• _Excerpted data_
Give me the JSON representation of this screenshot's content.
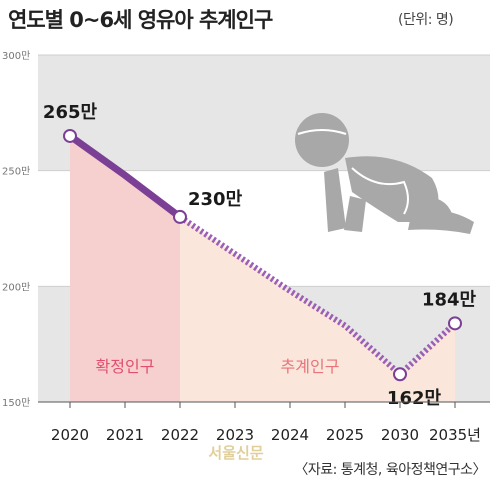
{
  "header": {
    "title": "연도별 0~6세 영유아 추계인구",
    "unit": "(단위: 명)"
  },
  "footer": {
    "source": "〈자료: 통계청, 육아정책연구소〉",
    "watermark": "서울신문"
  },
  "chart_data": {
    "type": "line",
    "x": [
      "2020",
      "2021",
      "2022",
      "2023",
      "2024",
      "2025",
      "2030",
      "2035년"
    ],
    "y_ticks": [
      "300만",
      "250만",
      "200만",
      "150만"
    ],
    "y_tick_values": [
      300,
      250,
      200,
      150
    ],
    "ylim": [
      150,
      300
    ],
    "grid": true,
    "series": [
      {
        "values": [
          265,
          248,
          230,
          214,
          198,
          183,
          162,
          184
        ]
      }
    ],
    "confirmed_range": [
      "2020",
      "2022"
    ],
    "projected_range": [
      "2022",
      "2035년"
    ],
    "zones": {
      "confirmed": "확정인구",
      "projected": "추계인구"
    },
    "annotations": [
      {
        "x": "2020",
        "text": "265만"
      },
      {
        "x": "2022",
        "text": "230만"
      },
      {
        "x": "2030",
        "text": "162만"
      },
      {
        "x": "2035년",
        "text": "184만"
      }
    ],
    "colors": {
      "confirmed_line": "#7b3f95",
      "projected_line": "#9b5fb5",
      "confirmed_fill": "#f6cfcf",
      "projected_fill": "#fbe6dc",
      "band": "#e6e6e6",
      "confirmed_text": "#e0506e",
      "projected_text": "#e8747a",
      "baby": "#a8a8a8"
    },
    "icon": "crawling-baby-icon"
  }
}
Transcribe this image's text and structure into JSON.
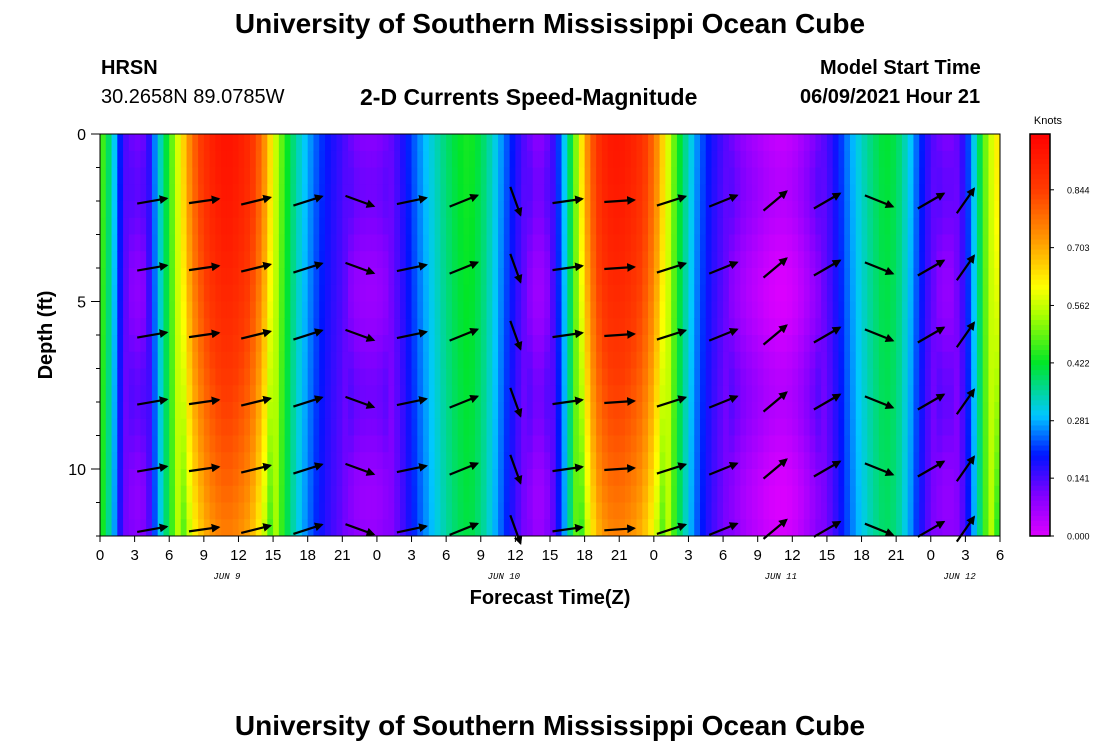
{
  "header": {
    "title_top": "University of Southern Mississippi Ocean Cube",
    "station": "HRSN",
    "coords": "30.2658N  89.0785W",
    "subtitle": "2-D Currents Speed-Magnitude",
    "model_start_label": "Model Start Time",
    "model_start_value": "06/09/2021 Hour 21",
    "title_bottom": "University of Southern Mississippi Ocean Cube"
  },
  "chart_data": {
    "type": "heatmap",
    "title": "2-D Currents Speed-Magnitude",
    "xlabel": "Forecast Time(Z)",
    "ylabel": "Depth (ft)",
    "x_range_hours": [
      0,
      78
    ],
    "y_range_ft": [
      0,
      12
    ],
    "y_ticks": [
      0,
      5,
      10
    ],
    "x_tick_labels": [
      "0",
      "3",
      "6",
      "9",
      "12",
      "15",
      "18",
      "21",
      "0",
      "3",
      "6",
      "9",
      "12",
      "15",
      "18",
      "21",
      "0",
      "3",
      "6",
      "9",
      "12",
      "15",
      "18",
      "21",
      "0",
      "3",
      "6"
    ],
    "day_labels": [
      {
        "label": "JUN 9",
        "hour": 11
      },
      {
        "label": "JUN 10",
        "hour": 35
      },
      {
        "label": "JUN 11",
        "hour": 59
      },
      {
        "label": "JUN 12",
        "hour": 74.5
      }
    ],
    "colorbar": {
      "unit": "Knots",
      "min": 0.0,
      "max": 0.98,
      "tick_labels": [
        "0.844",
        "0.703",
        "0.562",
        "0.422",
        "0.281",
        "0.141",
        "0.000"
      ],
      "tick_values": [
        0.844,
        0.703,
        0.562,
        0.422,
        0.281,
        0.141,
        0.0
      ]
    },
    "speed_profile_knots": [
      {
        "hour": 0,
        "speed": 0.5
      },
      {
        "hour": 1,
        "speed": 0.35
      },
      {
        "hour": 2,
        "speed": 0.15
      },
      {
        "hour": 3,
        "speed": 0.1
      },
      {
        "hour": 4,
        "speed": 0.12
      },
      {
        "hour": 5,
        "speed": 0.3
      },
      {
        "hour": 6,
        "speed": 0.45
      },
      {
        "hour": 7,
        "speed": 0.62
      },
      {
        "hour": 8,
        "speed": 0.78
      },
      {
        "hour": 9,
        "speed": 0.87
      },
      {
        "hour": 10,
        "speed": 0.92
      },
      {
        "hour": 11,
        "speed": 0.94
      },
      {
        "hour": 12,
        "speed": 0.92
      },
      {
        "hour": 13,
        "speed": 0.88
      },
      {
        "hour": 14,
        "speed": 0.78
      },
      {
        "hour": 15,
        "speed": 0.6
      },
      {
        "hour": 16,
        "speed": 0.45
      },
      {
        "hour": 17,
        "speed": 0.35
      },
      {
        "hour": 18,
        "speed": 0.28
      },
      {
        "hour": 19,
        "speed": 0.22
      },
      {
        "hour": 20,
        "speed": 0.18
      },
      {
        "hour": 21,
        "speed": 0.15
      },
      {
        "hour": 22,
        "speed": 0.1
      },
      {
        "hour": 23,
        "speed": 0.09
      },
      {
        "hour": 24,
        "speed": 0.09
      },
      {
        "hour": 25,
        "speed": 0.11
      },
      {
        "hour": 26,
        "speed": 0.16
      },
      {
        "hour": 27,
        "speed": 0.22
      },
      {
        "hour": 28,
        "speed": 0.28
      },
      {
        "hour": 29,
        "speed": 0.33
      },
      {
        "hour": 30,
        "speed": 0.38
      },
      {
        "hour": 31,
        "speed": 0.42
      },
      {
        "hour": 32,
        "speed": 0.44
      },
      {
        "hour": 33,
        "speed": 0.4
      },
      {
        "hour": 34,
        "speed": 0.33
      },
      {
        "hour": 35,
        "speed": 0.25
      },
      {
        "hour": 36,
        "speed": 0.18
      },
      {
        "hour": 37,
        "speed": 0.12
      },
      {
        "hour": 38,
        "speed": 0.08
      },
      {
        "hour": 39,
        "speed": 0.12
      },
      {
        "hour": 40,
        "speed": 0.25
      },
      {
        "hour": 41,
        "speed": 0.45
      },
      {
        "hour": 42,
        "speed": 0.7
      },
      {
        "hour": 43,
        "speed": 0.86
      },
      {
        "hour": 44,
        "speed": 0.92
      },
      {
        "hour": 45,
        "speed": 0.93
      },
      {
        "hour": 46,
        "speed": 0.91
      },
      {
        "hour": 47,
        "speed": 0.87
      },
      {
        "hour": 48,
        "speed": 0.78
      },
      {
        "hour": 49,
        "speed": 0.62
      },
      {
        "hour": 50,
        "speed": 0.45
      },
      {
        "hour": 51,
        "speed": 0.33
      },
      {
        "hour": 52,
        "speed": 0.24
      },
      {
        "hour": 53,
        "speed": 0.18
      },
      {
        "hour": 54,
        "speed": 0.14
      },
      {
        "hour": 55,
        "speed": 0.1
      },
      {
        "hour": 56,
        "speed": 0.07
      },
      {
        "hour": 57,
        "speed": 0.05
      },
      {
        "hour": 58,
        "speed": 0.03
      },
      {
        "hour": 59,
        "speed": 0.02
      },
      {
        "hour": 60,
        "speed": 0.03
      },
      {
        "hour": 61,
        "speed": 0.06
      },
      {
        "hour": 62,
        "speed": 0.1
      },
      {
        "hour": 63,
        "speed": 0.14
      },
      {
        "hour": 64,
        "speed": 0.2
      },
      {
        "hour": 65,
        "speed": 0.27
      },
      {
        "hour": 66,
        "speed": 0.33
      },
      {
        "hour": 67,
        "speed": 0.38
      },
      {
        "hour": 68,
        "speed": 0.42
      },
      {
        "hour": 69,
        "speed": 0.4
      },
      {
        "hour": 70,
        "speed": 0.32
      },
      {
        "hour": 71,
        "speed": 0.22
      },
      {
        "hour": 72,
        "speed": 0.14
      },
      {
        "hour": 73,
        "speed": 0.1
      },
      {
        "hour": 74,
        "speed": 0.1
      },
      {
        "hour": 75,
        "speed": 0.18
      },
      {
        "hour": 76,
        "speed": 0.35
      },
      {
        "hour": 77,
        "speed": 0.55
      },
      {
        "hour": 78,
        "speed": 0.65
      }
    ],
    "vector_times_hours": [
      4.5,
      9,
      13.5,
      18,
      22.5,
      27,
      31.5,
      36,
      40.5,
      45,
      49.5,
      54,
      58.5,
      63,
      67.5,
      72,
      75
    ],
    "vector_depths_ft": [
      2,
      4,
      6,
      8,
      10,
      11.8
    ],
    "vector_directions_deg": [
      10,
      8,
      14,
      18,
      -20,
      12,
      22,
      -70,
      8,
      4,
      18,
      22,
      40,
      30,
      -22,
      30,
      55
    ]
  }
}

• _Aim of the exercise_
Go through the listing above and list every line that has the word "Magnitude".

• _Worked solution_
    "subtitle": "2-D Currents Speed-Magnitude",
    "title": "2-D Currents Speed-Magnitude",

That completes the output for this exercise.